# OPDRACHT
Zoek in de onderstaande records elke regel op waarin het woord "elements" voorkomt, en neem deze regels ongewijzigd over.

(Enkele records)

>>>>

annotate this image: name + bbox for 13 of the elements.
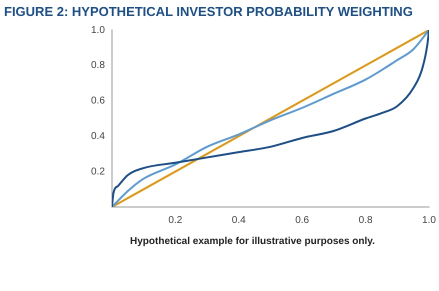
x-tick-label: 0.4	[232, 214, 246, 226]
line-series	[112, 30, 429, 207]
x-tick-label: 0.8	[358, 214, 373, 226]
y-tick-label: 0.8	[90, 60, 106, 72]
chart-title: FIGURE 2: HYPOTHETICAL INVESTOR PROBABILITY WEIGHTING	[4, 4, 413, 19]
x-tick-label: 0.6	[295, 214, 310, 226]
x-tick-label: 0.2	[168, 214, 183, 226]
y-tick-label: 0.4	[90, 130, 106, 142]
text: Hypothetical example for illustrative purposes only.	[130, 236, 375, 247]
y-tick-label: 0.2	[90, 166, 106, 178]
y-tick-label: 0.6	[90, 96, 106, 107]
x-tick-label: 1.0	[422, 214, 436, 226]
y-tick-label: 1.0	[90, 24, 106, 36]
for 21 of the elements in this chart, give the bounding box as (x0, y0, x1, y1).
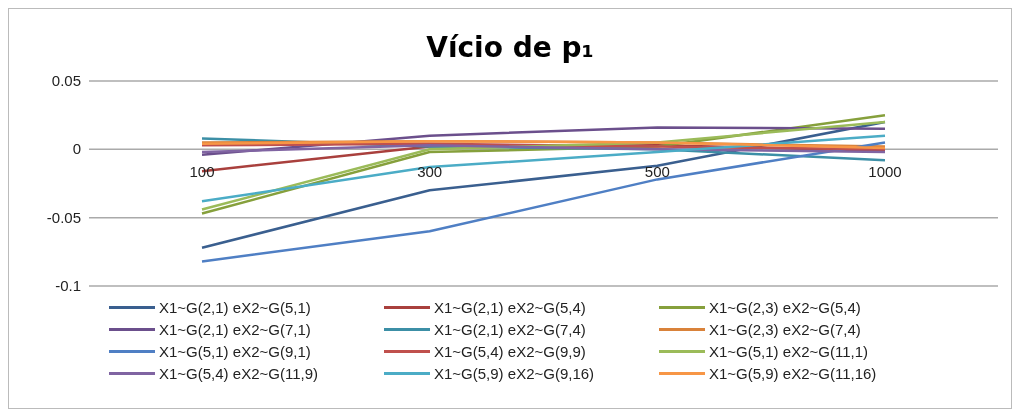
legend-label: X1~G(2,3) eX2~G(7,4) (709, 321, 861, 338)
y-tick-label: -0.1 (55, 277, 81, 294)
y-tick-label: 0 (72, 140, 81, 158)
legend-label: X1~G(2,1) eX2~G(7,1) (159, 321, 311, 338)
legend-label: X1~G(5,4) eX2~G(11,9) (159, 365, 318, 382)
legend-label: X1~G(2,1) eX2~G(7,4) (434, 321, 586, 338)
x-tick-label: 100 (189, 163, 215, 181)
legend-label: X1~G(5,9) eX2~G(11,16) (709, 365, 877, 382)
legend-label: X1~G(2,1) eX2~G(5,1) (159, 299, 311, 316)
legend-label: X1~G(2,1) eX2~G(5,4) (434, 299, 586, 316)
legend-label: X1~G(2,3) eX2~G(5,4) (709, 299, 861, 316)
x-tick-label: 1000 (868, 163, 902, 181)
legend-label: X1~G(5,4) eX2~G(9,9) (434, 343, 586, 360)
legend-label: X1~G(5,9) eX2~G(9,16) (434, 365, 595, 382)
y-tick-label: 0.05 (51, 72, 81, 89)
y-tick-label: -0.05 (46, 208, 81, 226)
legend-label: X1~G(5,1) eX2~G(11,1) (709, 343, 868, 360)
legend-label: X1~G(5,1) eX2~G(9,1) (159, 343, 311, 360)
x-tick-label: 300 (417, 163, 443, 181)
chart-title: Vício de p₁ (425, 31, 595, 66)
x-tick-label: 500 (644, 163, 670, 181)
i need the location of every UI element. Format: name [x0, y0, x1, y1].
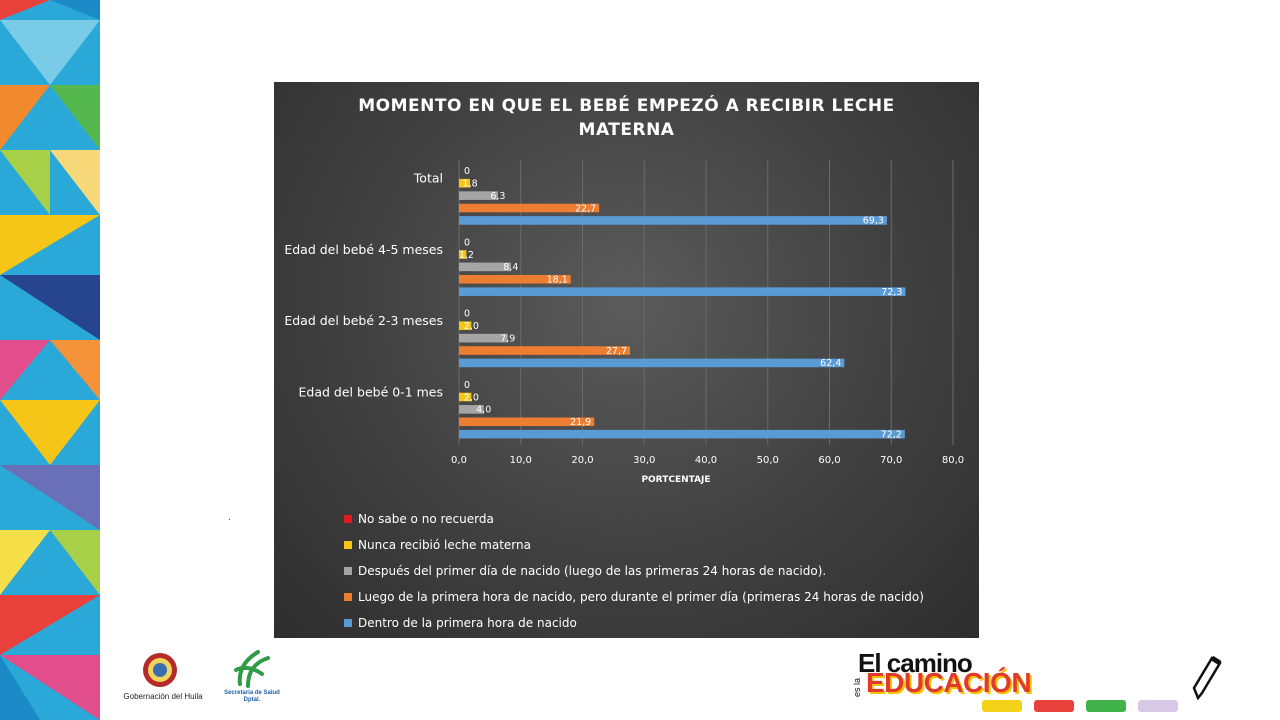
legend-label: No sabe o no recuerda — [358, 512, 494, 526]
chart-panel: MOMENTO EN QUE EL BEBÉ EMPEZÓ A RECIBIR … — [274, 82, 979, 638]
secretaria-label: Secretaría de Salud Dptal. — [218, 690, 286, 704]
data-label: 0 — [464, 309, 470, 320]
bar — [459, 429, 905, 439]
data-label: 7,9 — [500, 333, 515, 344]
legend-label: Después del primer día de nacido (luego … — [358, 564, 827, 578]
coat-of-arms-icon — [143, 653, 177, 687]
data-label: 1,8 — [463, 179, 478, 190]
x-tick-label: 80,0 — [942, 455, 964, 466]
bar — [459, 203, 600, 213]
school-icons-strip — [982, 700, 1178, 712]
bar — [459, 358, 845, 368]
x-tick-label: 30,0 — [633, 455, 655, 466]
data-label: 4,0 — [476, 405, 491, 416]
data-label: 18,1 — [547, 275, 568, 286]
pencil-icon — [1192, 655, 1222, 700]
data-label: 0 — [464, 237, 470, 248]
x-tick-label: 10,0 — [510, 455, 532, 466]
brand-logo: El camino es la EDUCACIÓN — [852, 650, 1232, 716]
legend-item: Después del primer día de nacido (luego … — [344, 558, 924, 584]
secretaria-logo: Secretaría de Salud Dptal. — [218, 648, 286, 710]
legend-swatch — [344, 515, 352, 523]
x-tick-label: 50,0 — [757, 455, 779, 466]
bar — [459, 392, 472, 402]
bar — [459, 274, 571, 284]
category-label: Edad del bebé 0-1 mes — [299, 384, 443, 399]
bar — [459, 250, 467, 259]
data-label: 6,3 — [490, 191, 505, 202]
data-label: 22,7 — [575, 203, 596, 214]
x-axis-label: PORTCENTAJE — [641, 475, 710, 485]
stray-dot: . — [228, 512, 231, 523]
gobernacion-logo: Gobernación del Huila — [108, 650, 218, 710]
bar — [459, 321, 472, 331]
legend-item: Luego de la primera hora de nacido, pero… — [344, 584, 924, 610]
legend-item: No sabe o no recuerda — [344, 506, 924, 532]
brand-es-text: es la — [852, 678, 862, 698]
gobernacion-label: Gobernación del Huila — [123, 692, 203, 701]
data-label: 2,0 — [464, 321, 479, 332]
secretaria-label-line1: Secretaría de Salud — [224, 690, 280, 696]
data-label: 8,4 — [503, 262, 518, 273]
x-tick-label: 60,0 — [818, 455, 840, 466]
bar — [459, 346, 631, 355]
data-label: 27,7 — [606, 346, 627, 357]
brand-main-text: EDUCACIÓN — [866, 667, 1032, 698]
legend-swatch — [344, 541, 352, 549]
legend-item: Nunca recibió leche materna — [344, 532, 924, 558]
legend-label: Nunca recibió leche materna — [358, 538, 531, 552]
legend-swatch — [344, 593, 352, 601]
category-label: Total — [413, 171, 443, 186]
data-label: 72,2 — [881, 429, 902, 440]
data-label: 72,3 — [881, 287, 902, 298]
x-tick-label: 20,0 — [571, 455, 593, 466]
chart-legend: No sabe o no recuerda Nunca recibió leche… — [344, 506, 924, 636]
bar-chart: 0,0 10,0 20,0 30,0 40,0 50,0 60,0 70,0 80,0 PORTC… — [284, 160, 964, 485]
legend-item: Dentro de la primera hora de nacido — [344, 610, 924, 636]
data-label: 2,0 — [464, 392, 479, 403]
category-label: Edad del bebé 2-3 meses — [284, 313, 443, 328]
decorative-side-band — [0, 0, 100, 720]
legend-swatch — [344, 619, 352, 627]
bar — [459, 216, 887, 225]
x-tick-label: 70,0 — [880, 455, 902, 466]
health-secretariat-icon — [234, 650, 270, 688]
bar — [459, 178, 471, 188]
chart-title: MOMENTO EN QUE EL BEBÉ EMPEZÓ A RECIBIR … — [358, 96, 895, 140]
bar — [459, 262, 511, 272]
bar — [459, 333, 508, 343]
data-label: 1,2 — [459, 250, 474, 261]
secretaria-label-line2: Dptal. — [243, 697, 261, 703]
legend-swatch — [344, 567, 352, 575]
data-label: 21,9 — [570, 417, 591, 428]
brand-top-text: El camino — [858, 648, 973, 678]
bar — [459, 417, 595, 427]
bar — [459, 287, 906, 296]
category-label: Edad del bebé 4-5 meses — [284, 242, 443, 257]
data-label: 69,3 — [863, 216, 884, 227]
data-label: 62,4 — [820, 358, 841, 369]
legend-label: Luego de la primera hora de nacido, pero… — [358, 590, 924, 604]
bar — [459, 405, 484, 414]
x-tick-label: 40,0 — [695, 455, 717, 466]
legend-label: Dentro de la primera hora de nacido — [358, 616, 577, 630]
data-label: 0 — [464, 166, 470, 177]
x-tick-label: 0,0 — [451, 455, 467, 466]
data-label: 0 — [464, 380, 470, 391]
bar — [459, 191, 498, 200]
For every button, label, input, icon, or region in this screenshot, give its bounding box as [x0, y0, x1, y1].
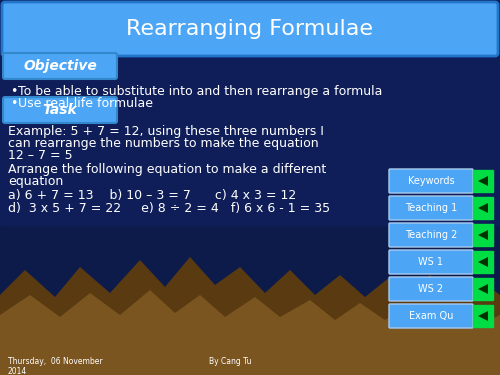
Bar — [473, 251, 493, 273]
Text: •: • — [10, 85, 18, 98]
FancyBboxPatch shape — [389, 277, 473, 301]
FancyBboxPatch shape — [3, 53, 117, 79]
Text: By Cang Tu: By Cang Tu — [209, 357, 252, 366]
Bar — [473, 305, 493, 327]
Text: a) 6 + 7 = 13    b) 10 – 3 = 7      c) 4 x 3 = 12: a) 6 + 7 = 13 b) 10 – 3 = 7 c) 4 x 3 = 1… — [8, 189, 296, 202]
FancyBboxPatch shape — [389, 169, 473, 193]
Polygon shape — [478, 284, 488, 294]
Text: d)  3 x 5 + 7 = 22     e) 8 ÷ 2 = 4   f) 6 x 6 - 1 = 35: d) 3 x 5 + 7 = 22 e) 8 ÷ 2 = 4 f) 6 x 6 … — [8, 202, 330, 215]
Text: Use real-life formulae: Use real-life formulae — [18, 97, 153, 110]
Text: equation: equation — [8, 175, 63, 188]
Text: Rearranging Formulae: Rearranging Formulae — [126, 19, 374, 39]
Polygon shape — [478, 311, 488, 321]
Text: WS 2: WS 2 — [418, 284, 444, 294]
Bar — [473, 197, 493, 219]
Text: Keywords: Keywords — [408, 176, 455, 186]
FancyBboxPatch shape — [389, 304, 473, 328]
Polygon shape — [0, 300, 500, 375]
FancyBboxPatch shape — [389, 250, 473, 274]
Text: can rearrange the numbers to make the equation: can rearrange the numbers to make the eq… — [8, 137, 318, 150]
FancyBboxPatch shape — [389, 223, 473, 247]
Bar — [473, 278, 493, 300]
Text: Task: Task — [42, 103, 78, 117]
Text: Teaching 2: Teaching 2 — [405, 230, 457, 240]
Text: Thursday,  06 November
2014: Thursday, 06 November 2014 — [8, 357, 102, 375]
Polygon shape — [478, 230, 488, 240]
Bar — [473, 170, 493, 192]
Text: Exam Qu: Exam Qu — [409, 311, 453, 321]
Text: WS 1: WS 1 — [418, 257, 444, 267]
Text: Objective: Objective — [23, 59, 97, 73]
Text: •: • — [10, 97, 18, 110]
Text: To be able to substitute into and then rearrange a formula: To be able to substitute into and then r… — [18, 85, 382, 98]
Polygon shape — [0, 290, 500, 375]
Text: Arrange the following equation to make a different: Arrange the following equation to make a… — [8, 163, 326, 176]
Polygon shape — [478, 176, 488, 186]
FancyBboxPatch shape — [2, 2, 498, 56]
Text: 12 – 7 = 5: 12 – 7 = 5 — [8, 149, 72, 162]
Bar — [0, 0, 500, 225]
Bar — [473, 224, 493, 246]
Text: Example: 5 + 7 = 12, using these three numbers I: Example: 5 + 7 = 12, using these three n… — [8, 125, 324, 138]
Polygon shape — [478, 203, 488, 213]
FancyBboxPatch shape — [3, 97, 117, 123]
Polygon shape — [478, 257, 488, 267]
Text: Teaching 1: Teaching 1 — [405, 203, 457, 213]
FancyBboxPatch shape — [389, 196, 473, 220]
Polygon shape — [0, 257, 500, 375]
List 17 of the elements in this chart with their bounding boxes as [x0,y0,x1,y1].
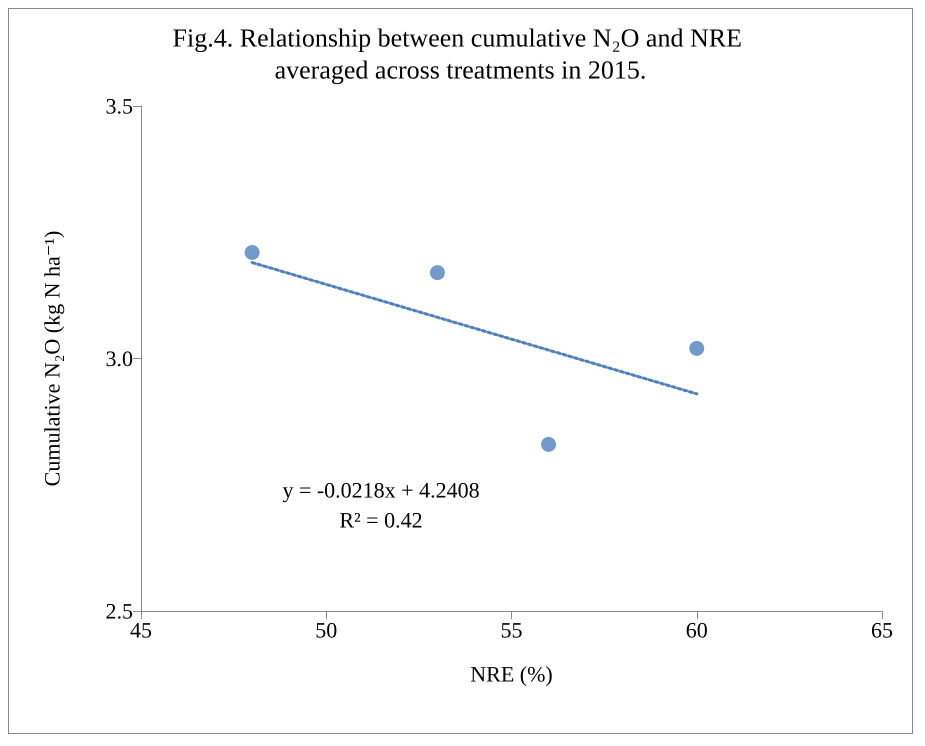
point [430,265,445,280]
y-tick-label: 3.0 [106,346,133,371]
point [541,436,556,452]
x-tick-label: 60 [686,618,708,642]
x-tick-label: 50 [315,618,338,642]
x-axis-title: NRE (%) [470,662,553,686]
chart-title: Fig.4. Relationship between cumulative N₂O and NRE averaged across treatments in 2015. [172,24,748,84]
y-tick-label: 2.5 [106,598,133,624]
y-tick-label: 3.5 [106,94,133,118]
x-tick-label: 55 [500,618,522,642]
point [689,340,704,356]
annotation: y = -0.0218x + 4.2408 [282,478,480,502]
point [244,244,260,260]
y-axis-title: Cumulative N₂O (kg N ha⁻¹) [40,230,64,486]
annotation: R² = 0.42 [339,508,423,532]
x-tick-label: 45 [130,618,152,642]
x-tick-label: 65 [871,618,893,642]
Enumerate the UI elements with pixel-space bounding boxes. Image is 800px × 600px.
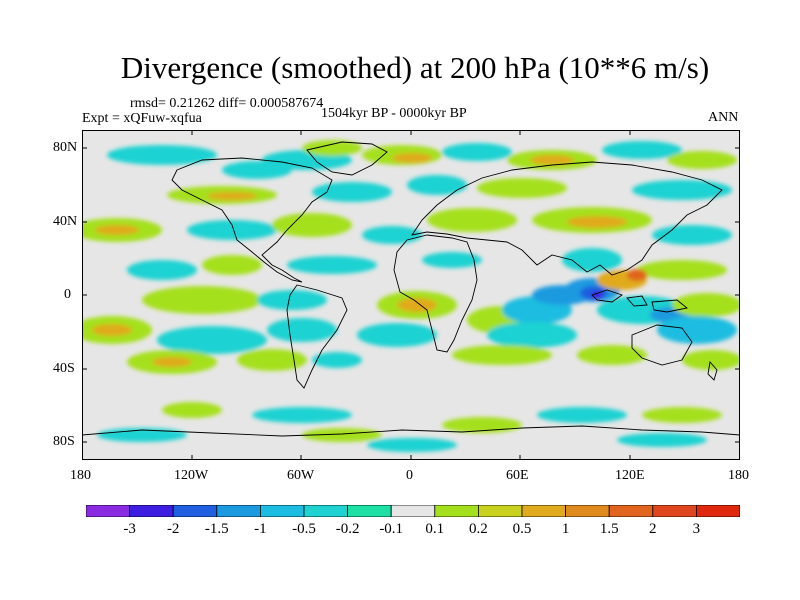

<<<<

# UITKOMST
annotate this image: name + bbox for 13 of the elements.
for 21 of the elements in this chart, give the bounding box as (x0, y0, x1, y1).
List 17 of the elements in this chart with their bounding boxes as [x0,y0,x1,y1].
Enumerate the UI elements with pixel-space bounding boxes. Image is 800px × 600px.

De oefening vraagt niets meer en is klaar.